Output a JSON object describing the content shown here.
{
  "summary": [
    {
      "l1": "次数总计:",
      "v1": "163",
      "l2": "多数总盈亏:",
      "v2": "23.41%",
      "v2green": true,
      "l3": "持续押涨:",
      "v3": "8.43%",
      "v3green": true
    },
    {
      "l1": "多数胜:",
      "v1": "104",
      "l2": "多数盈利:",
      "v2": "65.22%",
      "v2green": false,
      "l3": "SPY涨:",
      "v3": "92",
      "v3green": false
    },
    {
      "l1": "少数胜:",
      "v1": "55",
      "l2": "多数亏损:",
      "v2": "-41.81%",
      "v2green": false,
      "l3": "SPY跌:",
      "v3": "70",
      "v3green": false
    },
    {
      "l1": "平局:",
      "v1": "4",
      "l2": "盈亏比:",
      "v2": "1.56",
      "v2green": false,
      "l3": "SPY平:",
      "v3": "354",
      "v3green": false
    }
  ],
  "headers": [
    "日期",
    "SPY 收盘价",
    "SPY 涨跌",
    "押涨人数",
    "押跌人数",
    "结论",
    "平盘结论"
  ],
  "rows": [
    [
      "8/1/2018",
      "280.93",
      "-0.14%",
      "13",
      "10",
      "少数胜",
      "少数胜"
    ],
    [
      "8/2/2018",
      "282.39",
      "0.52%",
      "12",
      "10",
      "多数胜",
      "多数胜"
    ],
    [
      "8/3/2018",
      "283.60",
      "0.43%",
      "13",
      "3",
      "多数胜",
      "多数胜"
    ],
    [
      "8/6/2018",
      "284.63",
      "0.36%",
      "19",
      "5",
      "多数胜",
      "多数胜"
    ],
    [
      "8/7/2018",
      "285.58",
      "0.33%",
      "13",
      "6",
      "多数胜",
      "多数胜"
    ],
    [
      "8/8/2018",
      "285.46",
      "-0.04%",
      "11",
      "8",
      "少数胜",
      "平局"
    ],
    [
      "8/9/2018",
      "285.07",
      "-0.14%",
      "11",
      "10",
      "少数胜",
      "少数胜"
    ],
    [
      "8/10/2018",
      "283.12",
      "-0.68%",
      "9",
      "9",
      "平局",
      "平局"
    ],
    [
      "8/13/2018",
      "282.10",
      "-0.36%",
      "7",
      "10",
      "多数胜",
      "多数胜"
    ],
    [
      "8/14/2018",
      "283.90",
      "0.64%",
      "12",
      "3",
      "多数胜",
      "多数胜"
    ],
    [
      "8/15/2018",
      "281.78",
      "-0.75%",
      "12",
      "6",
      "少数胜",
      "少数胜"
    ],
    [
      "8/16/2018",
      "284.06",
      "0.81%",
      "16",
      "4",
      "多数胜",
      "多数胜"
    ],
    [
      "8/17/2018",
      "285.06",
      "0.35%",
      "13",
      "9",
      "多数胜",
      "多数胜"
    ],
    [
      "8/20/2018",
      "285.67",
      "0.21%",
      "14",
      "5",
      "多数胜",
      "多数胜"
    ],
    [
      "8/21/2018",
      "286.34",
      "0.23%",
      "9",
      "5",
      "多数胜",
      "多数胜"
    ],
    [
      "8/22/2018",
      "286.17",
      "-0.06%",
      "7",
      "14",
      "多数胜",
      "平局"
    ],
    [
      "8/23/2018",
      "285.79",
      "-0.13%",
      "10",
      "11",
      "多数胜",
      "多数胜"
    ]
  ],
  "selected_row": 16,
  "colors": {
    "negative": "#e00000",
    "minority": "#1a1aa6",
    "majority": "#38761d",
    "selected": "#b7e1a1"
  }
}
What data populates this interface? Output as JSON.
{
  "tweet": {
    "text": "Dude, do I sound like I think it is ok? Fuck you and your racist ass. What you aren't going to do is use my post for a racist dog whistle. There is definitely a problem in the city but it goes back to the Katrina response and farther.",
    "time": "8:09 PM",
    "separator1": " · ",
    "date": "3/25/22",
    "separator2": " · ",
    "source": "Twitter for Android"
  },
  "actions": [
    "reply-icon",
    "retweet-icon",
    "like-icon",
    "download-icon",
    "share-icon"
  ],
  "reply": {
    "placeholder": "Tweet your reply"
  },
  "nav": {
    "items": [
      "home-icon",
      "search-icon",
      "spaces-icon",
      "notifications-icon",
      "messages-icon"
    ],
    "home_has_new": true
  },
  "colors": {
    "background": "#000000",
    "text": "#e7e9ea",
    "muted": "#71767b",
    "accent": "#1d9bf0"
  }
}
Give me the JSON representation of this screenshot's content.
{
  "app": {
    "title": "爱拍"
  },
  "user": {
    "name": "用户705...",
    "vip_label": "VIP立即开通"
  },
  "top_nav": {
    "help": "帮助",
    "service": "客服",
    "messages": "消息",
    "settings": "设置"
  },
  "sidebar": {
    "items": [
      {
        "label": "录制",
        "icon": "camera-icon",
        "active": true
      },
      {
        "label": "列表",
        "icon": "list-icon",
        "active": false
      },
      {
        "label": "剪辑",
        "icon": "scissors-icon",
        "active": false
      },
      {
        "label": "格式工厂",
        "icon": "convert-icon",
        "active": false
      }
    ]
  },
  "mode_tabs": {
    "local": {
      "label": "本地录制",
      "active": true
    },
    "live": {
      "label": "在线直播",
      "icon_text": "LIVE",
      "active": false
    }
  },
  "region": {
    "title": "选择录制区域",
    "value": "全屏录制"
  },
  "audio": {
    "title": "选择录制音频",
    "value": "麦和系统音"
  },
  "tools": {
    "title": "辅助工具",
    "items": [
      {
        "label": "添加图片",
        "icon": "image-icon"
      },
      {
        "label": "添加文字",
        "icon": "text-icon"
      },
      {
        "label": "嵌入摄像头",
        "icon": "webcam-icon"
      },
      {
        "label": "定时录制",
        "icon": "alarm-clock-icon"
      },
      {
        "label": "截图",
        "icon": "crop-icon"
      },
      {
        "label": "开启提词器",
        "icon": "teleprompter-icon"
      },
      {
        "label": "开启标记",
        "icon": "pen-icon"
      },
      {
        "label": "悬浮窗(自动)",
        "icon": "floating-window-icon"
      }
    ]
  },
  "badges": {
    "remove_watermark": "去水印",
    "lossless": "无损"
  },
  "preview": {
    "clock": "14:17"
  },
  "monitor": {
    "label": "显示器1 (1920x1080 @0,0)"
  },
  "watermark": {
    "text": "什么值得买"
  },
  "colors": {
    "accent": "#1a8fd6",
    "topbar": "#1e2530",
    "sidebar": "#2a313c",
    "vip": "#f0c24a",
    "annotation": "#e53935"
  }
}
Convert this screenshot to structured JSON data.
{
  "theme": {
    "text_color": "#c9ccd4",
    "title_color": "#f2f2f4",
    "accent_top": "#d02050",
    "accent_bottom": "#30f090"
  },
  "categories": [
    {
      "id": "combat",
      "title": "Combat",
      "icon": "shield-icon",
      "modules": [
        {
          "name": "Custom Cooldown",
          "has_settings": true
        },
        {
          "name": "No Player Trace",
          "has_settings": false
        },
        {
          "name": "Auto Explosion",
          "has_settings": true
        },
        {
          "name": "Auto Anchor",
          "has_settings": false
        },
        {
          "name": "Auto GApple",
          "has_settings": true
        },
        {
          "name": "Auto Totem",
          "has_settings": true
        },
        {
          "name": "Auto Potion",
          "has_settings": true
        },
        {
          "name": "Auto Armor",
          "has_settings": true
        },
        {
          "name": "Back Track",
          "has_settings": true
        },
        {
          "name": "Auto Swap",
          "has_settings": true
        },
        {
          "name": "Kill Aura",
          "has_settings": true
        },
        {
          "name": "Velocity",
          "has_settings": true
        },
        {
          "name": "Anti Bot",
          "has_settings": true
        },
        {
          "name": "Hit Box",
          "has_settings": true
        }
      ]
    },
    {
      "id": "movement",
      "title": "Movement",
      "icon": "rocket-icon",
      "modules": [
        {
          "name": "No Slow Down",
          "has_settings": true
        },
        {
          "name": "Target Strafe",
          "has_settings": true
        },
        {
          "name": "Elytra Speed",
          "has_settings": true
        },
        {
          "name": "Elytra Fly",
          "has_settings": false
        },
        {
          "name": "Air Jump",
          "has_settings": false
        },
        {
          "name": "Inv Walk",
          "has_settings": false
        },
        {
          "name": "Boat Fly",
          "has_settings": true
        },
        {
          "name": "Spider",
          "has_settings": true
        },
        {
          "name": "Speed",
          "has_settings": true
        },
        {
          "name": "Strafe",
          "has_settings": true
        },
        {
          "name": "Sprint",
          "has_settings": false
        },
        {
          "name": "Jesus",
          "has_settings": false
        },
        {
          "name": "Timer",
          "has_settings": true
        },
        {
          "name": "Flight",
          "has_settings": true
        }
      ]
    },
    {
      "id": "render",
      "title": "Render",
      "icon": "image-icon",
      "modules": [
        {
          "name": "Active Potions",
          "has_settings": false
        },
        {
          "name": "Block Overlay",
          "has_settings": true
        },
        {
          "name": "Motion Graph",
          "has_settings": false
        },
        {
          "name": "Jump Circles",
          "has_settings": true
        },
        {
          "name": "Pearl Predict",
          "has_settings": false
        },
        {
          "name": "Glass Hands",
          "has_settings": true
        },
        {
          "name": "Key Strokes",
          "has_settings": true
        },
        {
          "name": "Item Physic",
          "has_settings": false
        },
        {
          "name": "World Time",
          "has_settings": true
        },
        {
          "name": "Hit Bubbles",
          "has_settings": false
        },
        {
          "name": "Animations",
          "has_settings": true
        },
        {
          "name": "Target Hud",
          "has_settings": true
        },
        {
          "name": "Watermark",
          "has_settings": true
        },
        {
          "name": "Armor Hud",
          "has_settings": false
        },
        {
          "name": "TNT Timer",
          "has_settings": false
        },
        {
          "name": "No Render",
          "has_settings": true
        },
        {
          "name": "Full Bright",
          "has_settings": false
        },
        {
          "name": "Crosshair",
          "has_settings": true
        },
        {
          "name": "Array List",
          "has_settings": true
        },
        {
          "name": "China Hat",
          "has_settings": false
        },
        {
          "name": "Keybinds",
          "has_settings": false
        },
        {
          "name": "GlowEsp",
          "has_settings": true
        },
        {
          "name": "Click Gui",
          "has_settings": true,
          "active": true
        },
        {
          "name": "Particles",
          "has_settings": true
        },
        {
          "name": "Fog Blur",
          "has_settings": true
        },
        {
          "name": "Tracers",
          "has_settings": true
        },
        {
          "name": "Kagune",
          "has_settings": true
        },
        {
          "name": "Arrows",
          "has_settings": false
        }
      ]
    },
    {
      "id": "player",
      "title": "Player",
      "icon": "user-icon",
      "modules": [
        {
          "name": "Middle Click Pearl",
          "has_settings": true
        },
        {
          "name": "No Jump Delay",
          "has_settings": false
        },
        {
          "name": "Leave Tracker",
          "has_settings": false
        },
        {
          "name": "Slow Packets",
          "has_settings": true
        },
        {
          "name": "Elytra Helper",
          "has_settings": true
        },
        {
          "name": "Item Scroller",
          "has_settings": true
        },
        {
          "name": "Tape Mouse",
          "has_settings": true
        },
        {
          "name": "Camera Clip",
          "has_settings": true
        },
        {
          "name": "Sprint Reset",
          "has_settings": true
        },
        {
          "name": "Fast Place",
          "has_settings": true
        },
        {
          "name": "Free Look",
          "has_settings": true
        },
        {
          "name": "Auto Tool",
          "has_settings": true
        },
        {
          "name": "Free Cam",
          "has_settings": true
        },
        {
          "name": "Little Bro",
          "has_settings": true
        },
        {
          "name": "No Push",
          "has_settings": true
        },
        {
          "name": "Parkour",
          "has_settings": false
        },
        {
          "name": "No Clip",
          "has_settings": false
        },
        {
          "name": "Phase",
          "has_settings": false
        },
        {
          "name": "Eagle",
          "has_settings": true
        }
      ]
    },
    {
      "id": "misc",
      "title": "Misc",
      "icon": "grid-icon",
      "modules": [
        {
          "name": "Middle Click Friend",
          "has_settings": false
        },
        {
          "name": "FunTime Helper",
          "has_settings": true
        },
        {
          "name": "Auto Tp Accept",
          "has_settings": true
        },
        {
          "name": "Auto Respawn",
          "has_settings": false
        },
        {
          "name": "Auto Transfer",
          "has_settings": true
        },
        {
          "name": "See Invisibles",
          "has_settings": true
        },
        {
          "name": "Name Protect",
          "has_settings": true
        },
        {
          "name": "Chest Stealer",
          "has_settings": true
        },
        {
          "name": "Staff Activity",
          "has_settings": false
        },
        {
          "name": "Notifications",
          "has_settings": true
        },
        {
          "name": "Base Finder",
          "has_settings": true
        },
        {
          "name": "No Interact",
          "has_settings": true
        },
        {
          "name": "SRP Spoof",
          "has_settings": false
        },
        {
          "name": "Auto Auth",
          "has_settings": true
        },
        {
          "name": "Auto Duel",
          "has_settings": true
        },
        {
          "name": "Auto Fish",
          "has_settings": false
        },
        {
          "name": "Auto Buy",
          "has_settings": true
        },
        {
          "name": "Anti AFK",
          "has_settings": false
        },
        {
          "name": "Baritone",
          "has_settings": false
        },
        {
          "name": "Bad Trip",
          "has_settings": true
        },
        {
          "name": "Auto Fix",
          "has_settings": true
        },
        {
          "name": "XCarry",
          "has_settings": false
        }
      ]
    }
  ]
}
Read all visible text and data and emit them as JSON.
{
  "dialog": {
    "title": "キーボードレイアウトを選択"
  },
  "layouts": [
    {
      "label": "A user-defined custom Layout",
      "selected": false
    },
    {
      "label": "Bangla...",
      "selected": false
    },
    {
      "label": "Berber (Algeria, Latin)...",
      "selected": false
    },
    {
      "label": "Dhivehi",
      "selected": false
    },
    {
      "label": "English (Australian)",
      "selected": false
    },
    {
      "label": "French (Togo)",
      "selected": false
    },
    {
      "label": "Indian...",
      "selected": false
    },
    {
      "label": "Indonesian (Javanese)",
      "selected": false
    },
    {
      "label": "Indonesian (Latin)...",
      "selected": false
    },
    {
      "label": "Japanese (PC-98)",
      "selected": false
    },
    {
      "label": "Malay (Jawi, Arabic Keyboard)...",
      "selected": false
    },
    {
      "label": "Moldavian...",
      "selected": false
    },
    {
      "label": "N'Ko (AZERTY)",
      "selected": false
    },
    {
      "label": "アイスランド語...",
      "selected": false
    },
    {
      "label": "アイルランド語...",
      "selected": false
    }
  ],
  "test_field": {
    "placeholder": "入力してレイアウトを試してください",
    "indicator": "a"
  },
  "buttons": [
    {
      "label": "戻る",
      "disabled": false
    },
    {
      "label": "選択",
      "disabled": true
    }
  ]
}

+++

**The task:** Copy each line of the listing in which the word "JSON" can be found.

**Finished answer:**
Output a JSON object describing the content shown here.
What data populates this interface? Output as JSON.
Give me the JSON representation of this screenshot's content.
Convert this screenshot to structured JSON data.
Read all visible text and data and emit them as JSON.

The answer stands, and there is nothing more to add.